--- start RECORDS FOR PROCESSING ---

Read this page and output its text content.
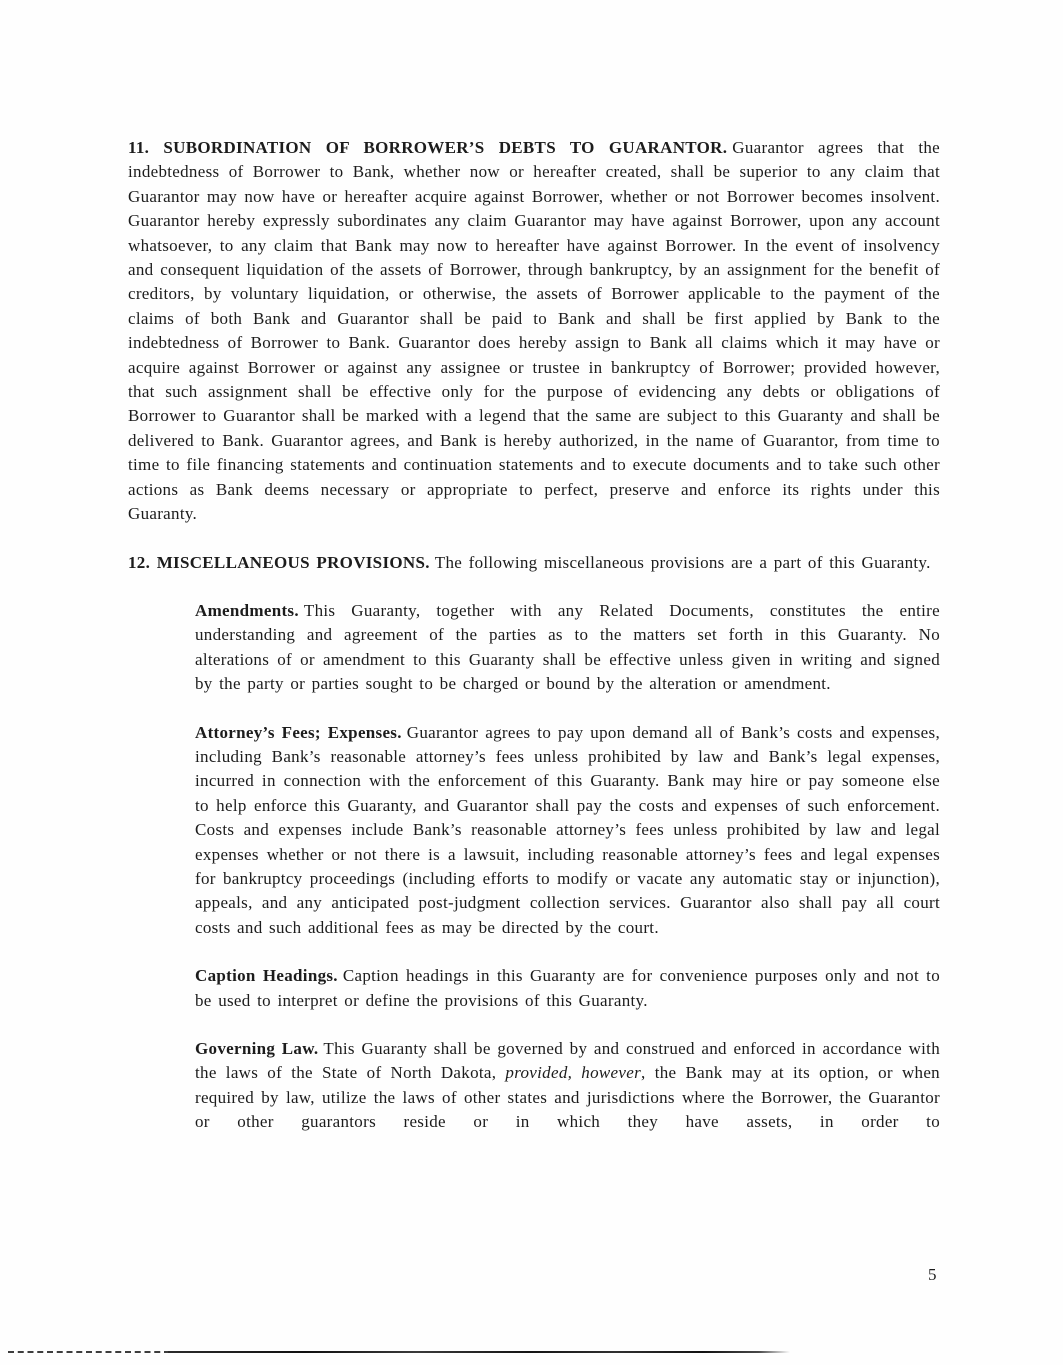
11. SUBORDINATION OF BORROWER’S DEBTS TO GUARANTOR. Guarantor agrees that the indebtedness of Borrower to Bank, whether now or hereafter created, shall be superior to any claim that Guarantor may now have or hereafter acquire against Borrower, whether or not Borrower becomes insolvent. Guarantor hereby expressly subordinates any claim Guarantor may have against Borrower, upon any account whatsoever, to any claim that Bank may now to hereafter have against Borrower. In the event of insolvency and consequent liquidation of the assets of Borrower, through bankruptcy, by an assignment for the benefit of creditors, by voluntary liquidation, or otherwise, the assets of Borrower applicable to the payment of the claims of both Bank and Guarantor shall be paid to Bank and shall be first applied by Bank to the indebtedness of Borrower to Bank. Guarantor does hereby assign to Bank all claims which it may have or acquire against Borrower or against any assignee or trustee in bankruptcy of Borrower; provided however, that such assignment shall be effective only for the purpose of evidencing any debts or obligations of Borrower to Guarantor shall be marked with a legend that the same are subject to this Guaranty and shall be delivered to Bank. Guarantor agrees, and Bank is hereby authorized, in the name of Guarantor, from time to time to file financing statements and continuation statements and to execute documents and to take such other actions as Bank deems necessary or appropriate to perfect, preserve and enforce its rights under this Guaranty.

12. MISCELLANEOUS PROVISIONS. The following miscellaneous provisions are a part of this Guaranty.

Amendments. This Guaranty, together with any Related Documents, constitutes the entire understanding and agreement of the parties as to the matters set forth in this Guaranty. No alterations of or amendment to this Guaranty shall be effective unless given in writing and signed by the party or parties sought to be charged or bound by the alteration or amendment.

Attorney’s Fees; Expenses. Guarantor agrees to pay upon demand all of Bank’s costs and expenses, including Bank’s reasonable attorney’s fees unless prohibited by law and Bank’s legal expenses, incurred in connection with the enforcement of this Guaranty. Bank may hire or pay someone else to help enforce this Guaranty, and Guarantor shall pay the costs and expenses of such enforcement. Costs and expenses include Bank’s reasonable attorney’s fees unless prohibited by law and legal expenses whether or not there is a lawsuit, including reasonable attorney’s fees and legal expenses for bankruptcy proceedings (including efforts to modify or vacate any automatic stay or injunction), appeals, and any anticipated post-judgment collection services. Guarantor also shall pay all court costs and such additional fees as may be directed by the court.

Caption Headings. Caption headings in this Guaranty are for convenience purposes only and not to be used to interpret or define the provisions of this Guaranty.

Governing Law. This Guaranty shall be governed by and construed and enforced in accordance with the laws of the State of North Dakota, provided, however, the Bank may at its option, or when required by law, utilize the laws of other states and jurisdictions where the Borrower, the Guarantor or other guarantors reside or in which they have assets, in order to

5
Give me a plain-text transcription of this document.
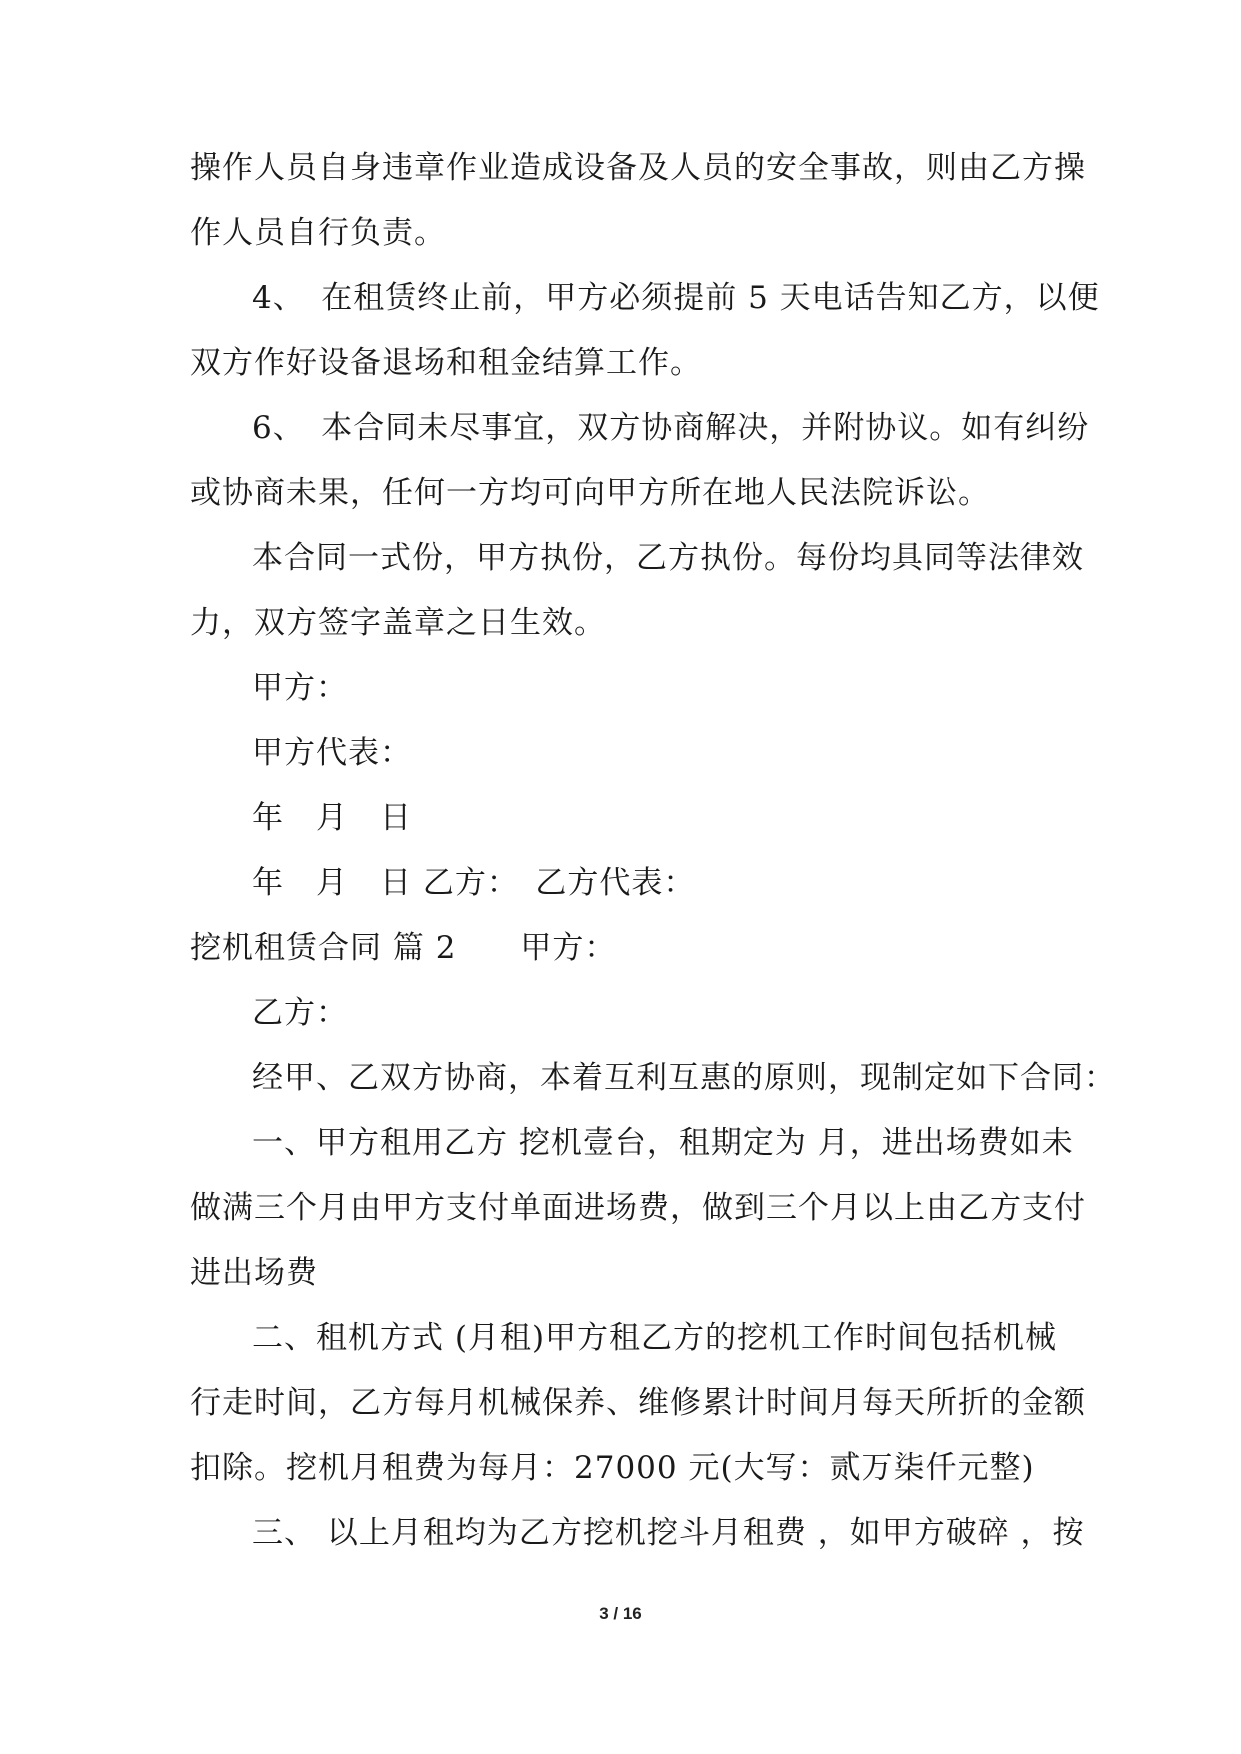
操作人员自身违章作业造成设备及人员的安全事故，则由乙方操
作人员自行负责。
4、　在租赁终止前，甲方必须提前 5 天电话告知乙方，以便
双方作好设备退场和租金结算工作。
6、　本合同未尽事宜，双方协商解决，并附协议。如有纠纷
或协商未果，任何一方均可向甲方所在地人民法院诉讼。
本合同一式份，甲方执份，乙方执份。每份均具同等法律效
力，双方签字盖章之日生效。
甲方：
甲方代表：
年　月　日
年　月　日 乙方：　乙方代表：
挖机租赁合同 篇 2　　甲方：
乙方：
经甲、乙双方协商，本着互利互惠的原则，现制定如下合同：
一、甲方租用乙方 挖机壹台，租期定为 月，进出场费如未
做满三个月由甲方支付单面进场费，做到三个月以上由乙方支付
进出场费
二、租机方式 (月租)甲方租乙方的挖机工作时间包括机械
行走时间，乙方每月机械保养、维修累计时间月每天所折的金额
扣除。挖机月租费为每月：27000 元(大写：贰万柒仟元整)
三、 以上月租均为乙方挖机挖斗月租费 ，如甲方破碎 ，按
3 / 16
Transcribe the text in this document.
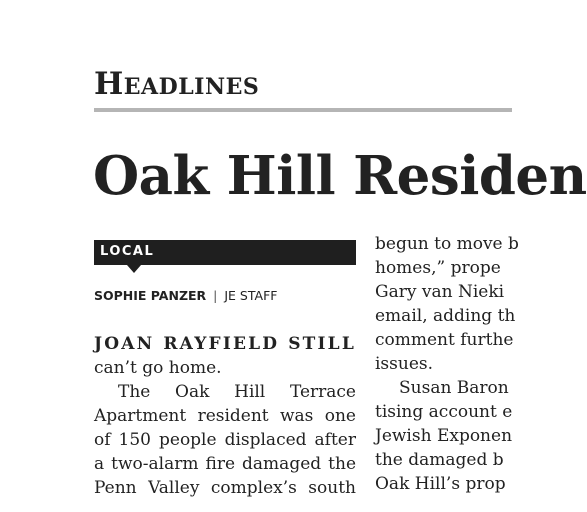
Headlines
Oak Hill Residen
LOCAL
SOPHIE PANZER | JE STAFF
JOAN RAYFIELD STILL
can’t go home.
The Oak Hill Terrace
Apartment resident was one
of 150 people displaced after
a two-alarm fire damaged the
Penn Valley complex’s south
begun to move b
homes,” prope
Gary van Nieki
email, adding th
comment furthe
issues.
Susan Baron
tising account e
Jewish Exponen
the damaged b
Oak Hill’s prop
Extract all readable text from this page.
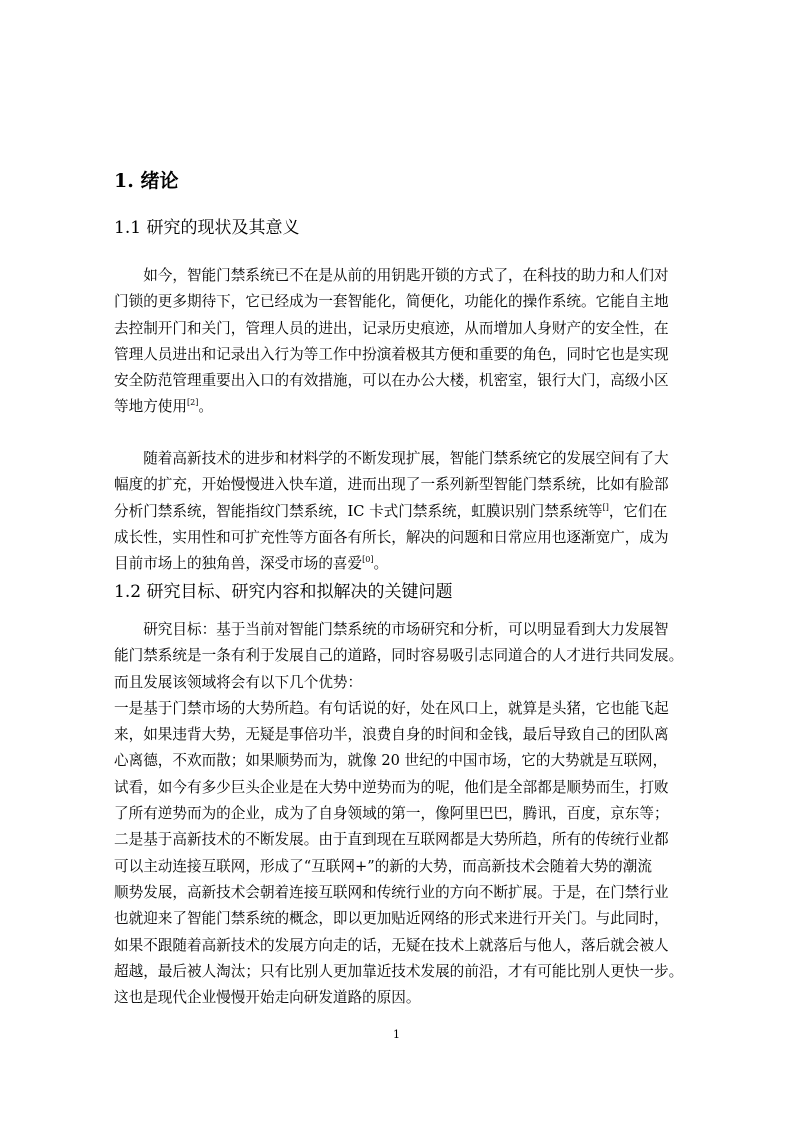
1. 绪论
1.1 研究的现状及其意义
　　如今，智能门禁系统已不在是从前的用钥匙开锁的方式了，在科技的助力和人们对
门锁的更多期待下，它已经成为一套智能化，简便化，功能化的操作系统。它能自主地
去控制开门和关门，管理人员的进出，记录历史痕迹，从而增加人身财产的安全性，在
管理人员进出和记录出入行为等工作中扮演着极其方便和重要的角色，同时它也是实现
安全防范管理重要出入口的有效措施，可以在办公大楼，机密室，银行大门，高级小区
等地方使用[2]。
　　随着高新技术的进步和材料学的不断发现扩展，智能门禁系统它的发展空间有了大
幅度的扩充，开始慢慢进入快车道，进而出现了一系列新型智能门禁系统，比如有脸部
分析门禁系统，智能指纹门禁系统，IC 卡式门禁系统，虹膜识别门禁系统等[]，它们在
成长性，实用性和可扩充性等方面各有所长，解决的问题和日常应用也逐渐宽广，成为
目前市场上的独角兽，深受市场的喜爱[0]。
1.2 研究目标、研究内容和拟解决的关键问题
　　研究目标：基于当前对智能门禁系统的市场研究和分析，可以明显看到大力发展智
能门禁系统是一条有利于发展自己的道路，同时容易吸引志同道合的人才进行共同发展。
而且发展该领域将会有以下几个优势：
一是基于门禁市场的大势所趋。有句话说的好，处在风口上，就算是头猪，它也能飞起
来，如果违背大势，无疑是事倍功半，浪费自身的时间和金钱，最后导致自己的团队离
心离德，不欢而散；如果顺势而为，就像 20 世纪的中国市场，它的大势就是互联网，
试看，如今有多少巨头企业是在大势中逆势而为的呢，他们是全部都是顺势而生，打败
了所有逆势而为的企业，成为了自身领域的第一，像阿里巴巴，腾讯，百度，京东等；
二是基于高新技术的不断发展。由于直到现在互联网都是大势所趋，所有的传统行业都
可以主动连接互联网，形成了“互联网+”的新的大势，而高新技术会随着大势的潮流
顺势发展，高新技术会朝着连接互联网和传统行业的方向不断扩展。于是，在门禁行业
也就迎来了智能门禁系统的概念，即以更加贴近网络的形式来进行开关门。与此同时，
如果不跟随着高新技术的发展方向走的话，无疑在技术上就落后与他人，落后就会被人
超越，最后被人淘汰；只有比别人更加靠近技术发展的前沿，才有可能比别人更快一步。
这也是现代企业慢慢开始走向研发道路的原因。
1
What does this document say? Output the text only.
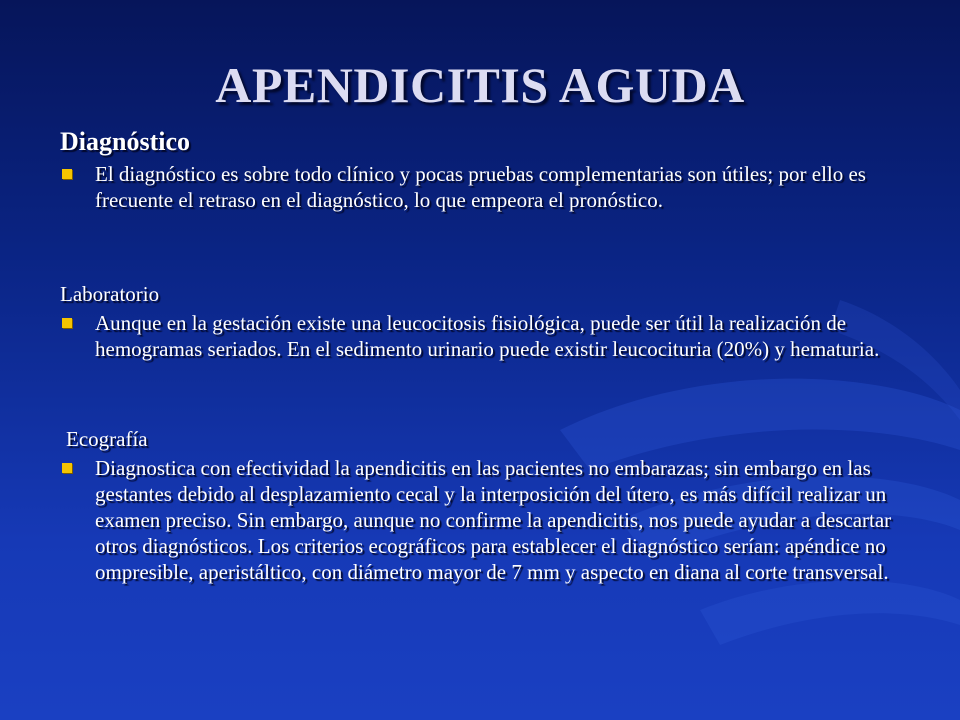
APENDICITIS AGUDA
Diagnóstico
El diagnóstico es sobre todo clínico y pocas pruebas complementarias son útiles; por ello es frecuente el retraso en el diagnóstico, lo que empeora el pronóstico.
Laboratorio
Aunque en la gestación existe una leucocitosis fisiológica, puede ser útil la realización de hemogramas seriados. En el sedimento urinario puede existir leucocituria (20%) y hematuria.
Ecografía
Diagnostica con efectividad la apendicitis en las pacientes no embarazas; sin embargo en las gestantes debido al desplazamiento cecal y la interposición del útero, es más difícil realizar un examen preciso. Sin embargo, aunque no confirme la apendicitis, nos puede ayudar a descartar otros diagnósticos. Los criterios ecográficos para establecer el diagnóstico serían: apéndice no ompresible, aperistáltico, con diámetro mayor de 7 mm y aspecto en diana al corte transversal.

--- end RECORDS FOR PROCESSING ---

### EXERCISE OBJECTIVE
Identify and copy all lines with the word "研究目标".

### THE OUTPUT
1.2 研究目标、研究内容和拟解决的关键问题
　　研究目标：基于当前对智能门禁系统的市场研究和分析，可以明显看到大力发展智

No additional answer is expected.